=== TASK OBJECTIVE ===
Write out all the lines again, precisely as they stand, but without the images.

(Stored data)
▼

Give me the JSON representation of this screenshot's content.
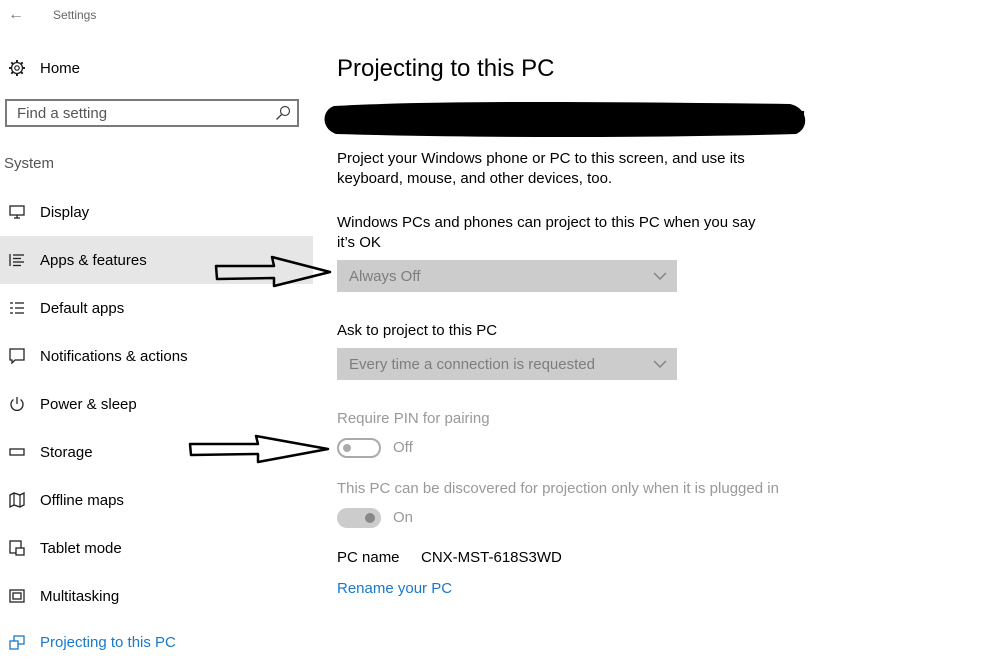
{
  "window": {
    "title": "Settings"
  },
  "sidebar": {
    "home_label": "Home",
    "search_placeholder": "Find a setting",
    "section_label": "System",
    "items": [
      {
        "label": "Display",
        "icon": "monitor-icon"
      },
      {
        "label": "Apps & features",
        "icon": "list-icon"
      },
      {
        "label": "Default apps",
        "icon": "default-apps-icon"
      },
      {
        "label": "Notifications & actions",
        "icon": "notification-icon"
      },
      {
        "label": "Power & sleep",
        "icon": "power-icon"
      },
      {
        "label": "Storage",
        "icon": "storage-icon"
      },
      {
        "label": "Offline maps",
        "icon": "map-icon"
      },
      {
        "label": "Tablet mode",
        "icon": "tablet-icon"
      },
      {
        "label": "Multitasking",
        "icon": "multitasking-icon"
      },
      {
        "label": "Projecting to this PC",
        "icon": "projecting-icon"
      }
    ]
  },
  "main": {
    "title": "Projecting to this PC",
    "description": "Project your Windows phone or PC to this screen, and use its keyboard, mouse, and other devices, too.",
    "project_label": "Windows PCs and phones can project to this PC when you say it’s OK",
    "project_value": "Always Off",
    "ask_label": "Ask to project to this PC",
    "ask_value": "Every time a connection is requested",
    "pin_label": "Require PIN for pairing",
    "pin_state": "Off",
    "plugged_label": "This PC can be discovered for projection only when it is plugged in",
    "plugged_state": "On",
    "pc_name_label": "PC name",
    "pc_name_value": "CNX-MST-618S3WD",
    "rename_link": "Rename your PC"
  },
  "colors": {
    "accent": "#1979ca",
    "disabled_bg": "#cccccc",
    "hover_bg": "#e6e6e6"
  }
}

▲

=== RESULT BELOW ===
Give me the JSON representation of this screenshot's content.
{
  "window": {
    "title": "Settings"
  },
  "sidebar": {
    "home_label": "Home",
    "search_placeholder": "Find a setting",
    "section_label": "System",
    "items": [
      {
        "label": "Display",
        "icon": "monitor-icon"
      },
      {
        "label": "Apps & features",
        "icon": "list-icon"
      },
      {
        "label": "Default apps",
        "icon": "default-apps-icon"
      },
      {
        "label": "Notifications & actions",
        "icon": "notification-icon"
      },
      {
        "label": "Power & sleep",
        "icon": "power-icon"
      },
      {
        "label": "Storage",
        "icon": "storage-icon"
      },
      {
        "label": "Offline maps",
        "icon": "map-icon"
      },
      {
        "label": "Tablet mode",
        "icon": "tablet-icon"
      },
      {
        "label": "Multitasking",
        "icon": "multitasking-icon"
      },
      {
        "label": "Projecting to this PC",
        "icon": "projecting-icon"
      }
    ]
  },
  "main": {
    "title": "Projecting to this PC",
    "description": "Project your Windows phone or PC to this screen, and use its keyboard, mouse, and other devices, too.",
    "project_label": "Windows PCs and phones can project to this PC when you say it’s OK",
    "project_value": "Always Off",
    "ask_label": "Ask to project to this PC",
    "ask_value": "Every time a connection is requested",
    "pin_label": "Require PIN for pairing",
    "pin_state": "Off",
    "plugged_label": "This PC can be discovered for projection only when it is plugged in",
    "plugged_state": "On",
    "pc_name_label": "PC name",
    "pc_name_value": "CNX-MST-618S3WD",
    "rename_link": "Rename your PC"
  },
  "colors": {
    "accent": "#1979ca",
    "disabled_bg": "#cccccc",
    "hover_bg": "#e6e6e6"
  }
}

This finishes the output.